## begin

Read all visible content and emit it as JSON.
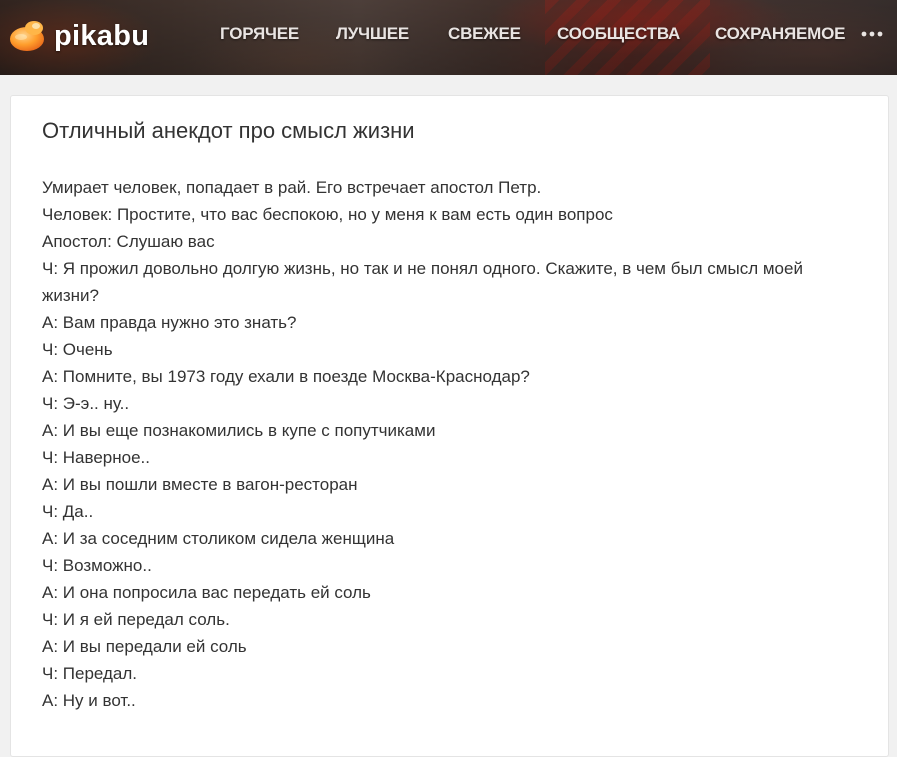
{
  "brand": {
    "name": "pikabu",
    "logo_icon": "pikabu-logo-icon"
  },
  "nav": {
    "items": [
      {
        "label": "ГОРЯЧЕЕ"
      },
      {
        "label": "ЛУЧШЕЕ"
      },
      {
        "label": "СВЕЖЕЕ"
      },
      {
        "label": "СООБЩЕСТВА"
      },
      {
        "label": "СОХРАНЯЕМОЕ"
      }
    ],
    "more_icon": "more-dots-icon"
  },
  "post": {
    "title": "Отличный анекдот про смысл жизни",
    "lines": [
      "Умирает человек, попадает в рай. Его встречает апостол Петр.",
      "Человек: Простите, что вас беспокою, но у меня к вам есть один вопрос",
      "Апостол: Слушаю вас",
      "Ч: Я прожил довольно долгую жизнь, но так и не понял одного. Скажите, в чем был смысл моей жизни?",
      "А: Вам правда нужно это знать?",
      "Ч: Очень",
      "А: Помните, вы 1973 году ехали в поезде Москва-Краснодар?",
      "Ч: Э-э.. ну..",
      "А: И вы еще познакомились в купе с попутчиками",
      "Ч: Наверное..",
      "А: И вы пошли вместе в вагон-ресторан",
      "Ч: Да..",
      "А: И за соседним столиком сидела женщина",
      "Ч: Возможно..",
      "А: И она попросила вас передать ей соль",
      "Ч: И я ей передал соль.",
      "А: И вы передали ей соль",
      "Ч: Передал.",
      "А: Ну и вот.."
    ]
  },
  "colors": {
    "accent": "#ff9e2c",
    "text": "#333333",
    "nav_text": "#e9e4e2",
    "page_bg": "#f1f1f1"
  }
}
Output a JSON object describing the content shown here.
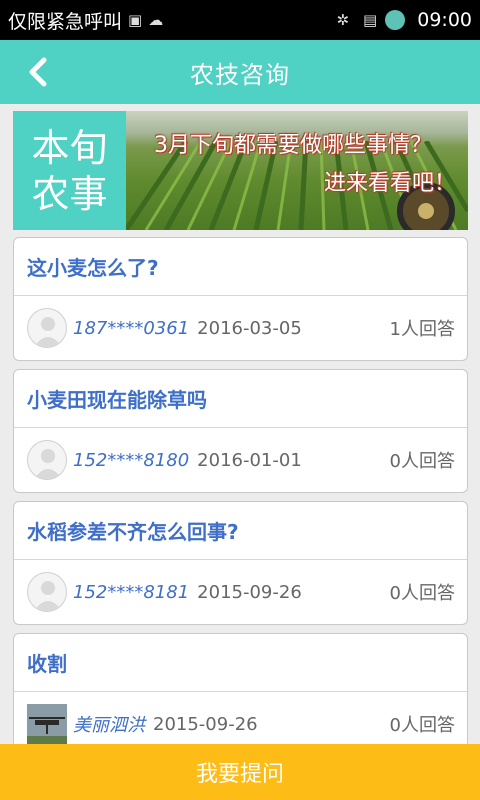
{
  "status_bar": {
    "carrier": "仅限紧急呼叫",
    "time": "09:00",
    "icons": [
      "gallery-icon",
      "cloud-icon",
      "sync-icon",
      "sim-icon",
      "battery-icon"
    ]
  },
  "header": {
    "title": "农技咨询",
    "back_icon": "chevron-left-icon"
  },
  "banner": {
    "label_line1": "本旬",
    "label_line2": "农事",
    "caption_line1": "3月下旬都需要做哪些事情？",
    "caption_line2": "进来看看吧！"
  },
  "questions": [
    {
      "title": "这小麦怎么了?",
      "user": "187****0361",
      "date": "2016-03-05",
      "answers": "1人回答",
      "avatar": "default-avatar"
    },
    {
      "title": "小麦田现在能除草吗",
      "user": "152****8180",
      "date": "2016-01-01",
      "answers": "0人回答",
      "avatar": "default-avatar"
    },
    {
      "title": "水稻参差不齐怎么回事?",
      "user": "152****8181",
      "date": "2015-09-26",
      "answers": "0人回答",
      "avatar": "default-avatar"
    },
    {
      "title": "收割",
      "user": "美丽泗洪",
      "date": "2015-09-26",
      "answers": "0人回答",
      "avatar": "photo-avatar"
    }
  ],
  "footer": {
    "ask_label": "我要提问"
  },
  "colors": {
    "accent": "#4fd1c3",
    "link": "#3f6fc9",
    "ask_button": "#fdbc16"
  }
}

## end

## INSTRUCTIONS FOR THE TASK
Go through the records and gather the lines that hold "user".

## WORKED SOLUTION
      "user": "187****0361",
      "user": "152****8180",
      "user": "152****8181",
      "user": "美丽泗洪",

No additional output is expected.